Keep only the lines where "الذى" appears.
━━ RECORDS FOR PROCESSING
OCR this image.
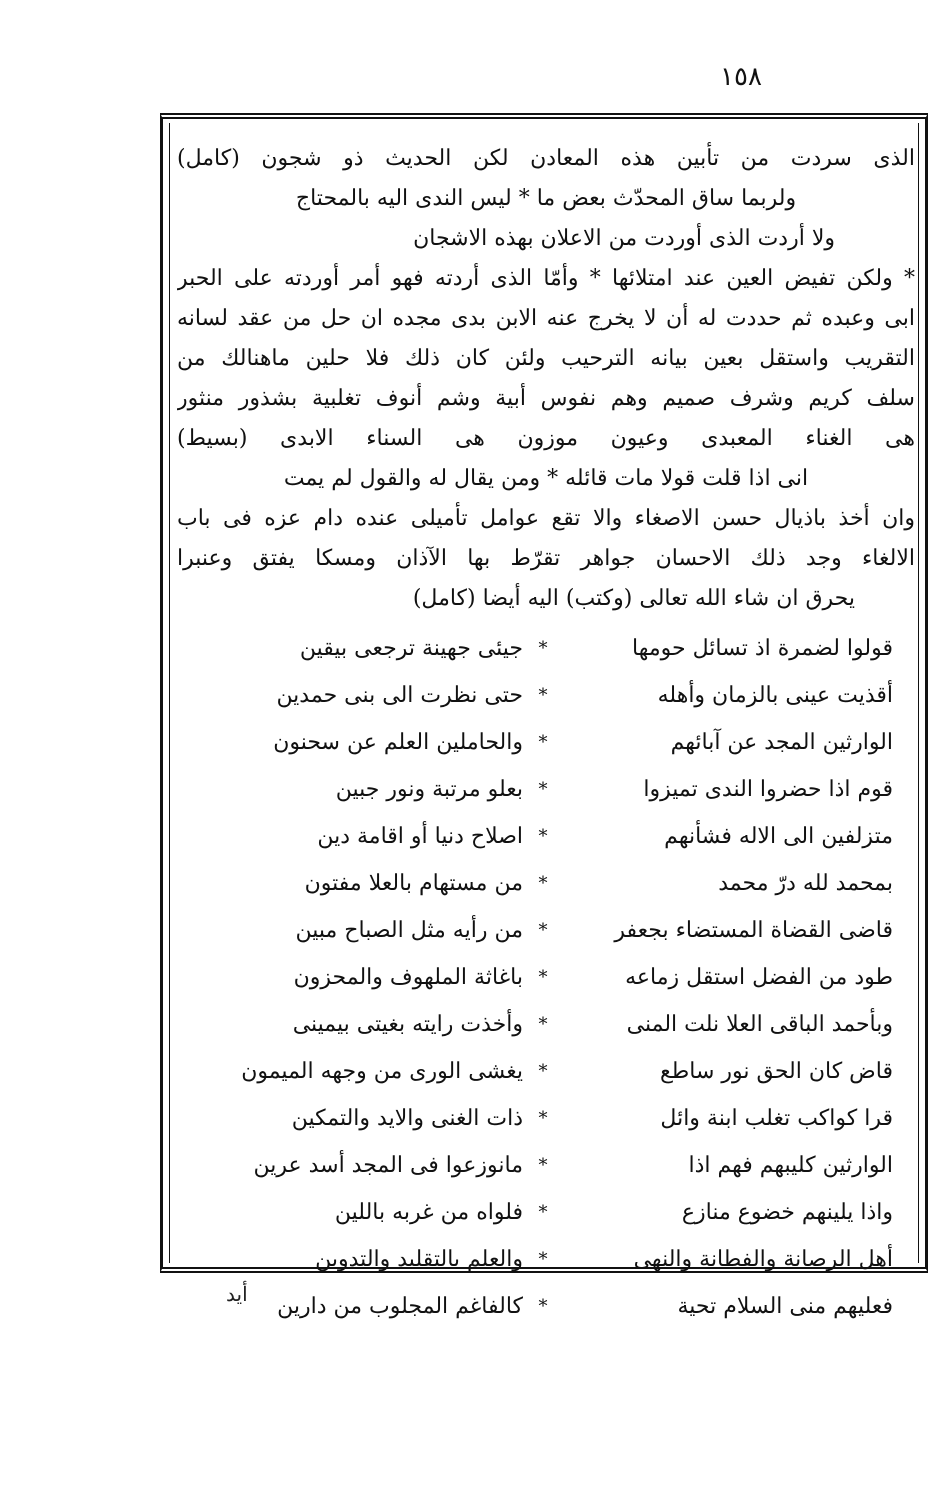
١٥٨
الذى سردت من تأبين هذه المعادن لكن الحديث ذو شجون (كامل)
ولربما ساق المحدّث بعض ما * ليس الندى اليه بالمحتاج
ولا أردت الذى أوردت من الاعلان بهذه الاشجان
* ولكن تفيض العين عند امتلائها * وأمّا الذى أردته فهو أمر أوردته على الحبر
ابى وعبده ثم حددت له أن لا يخرج عنه الابن بدى مجده ان حل من عقد لسانه
التقريب واستقل بعين بيانه الترحيب ولئن كان ذلك فلا حلين ماهنالك من
سلف كريم وشرف صميم وهم نفوس أبية وشم أنوف تغلبية بشذور منثور
هى الغناء المعبدى وعيون موزون هى السناء الابدى (بسيط)
انى اذا قلت قولا مات قائله * ومن يقال له والقول لم يمت
وان أخذ باذيال حسن الاصغاء والا تقع عوامل تأميلى عنده دام عزه فى باب
الالغاء وجد ذلك الاحسان جواهر تقرّط بها الآذان ومسكا يفتق وعنبرا
يحرق ان شاء الله تعالى (وكتب) اليه أيضا (كامل)
قولوا لضمرة اذ تسائل حومها
*
جيئى جهينة ترجعى بيقين
أقذيت عينى بالزمان وأهله
*
حتى نظرت الى بنى حمدين
الوارثين المجد عن آبائهم
*
والحاملين العلم عن سحنون
قوم اذا حضروا الندى تميزوا
*
بعلو مرتبة ونور جبين
متزلفين الى الاله فشأنهم
*
اصلاح دنيا أو اقامة دين
بمحمد لله درّ محمد
*
من مستهام بالعلا مفتون
قاضى القضاة المستضاء بجعفر
*
من رأيه مثل الصباح مبين
طود من الفضل استقل زماعه
*
باغاثة الملهوف والمحزون
وبأحمد الباقى العلا نلت المنى
*
وأخذت رايته بغيتى بيمينى
قاض كان الحق نور ساطع
*
يغشى الورى من وجهه الميمون
قرا كواكب تغلب ابنة وائل
*
ذات الغنى والايد والتمكين
الوارثين كليبهم فهم اذا
*
مانوزعوا فى المجد أسد عرين
واذا يلينهم خضوع منازع
*
فلواه من غربه باللين
أهل الرصانة والفطانة والنهى
*
والعلم بالتقليد والتدوين
فعليهم منى السلام تحية
*
كالفاغم المجلوب من دارين
أيد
━━━━
SOLUTION -
الذى سردت من تأبين هذه المعادن لكن الحديث ذو شجون (كامل)
ولا أردت الذى أوردت من الاعلان بهذه الاشجان
* ولكن تفيض العين عند امتلائها * وأمّا الذى أردته فهو أمر أوردته على الحبر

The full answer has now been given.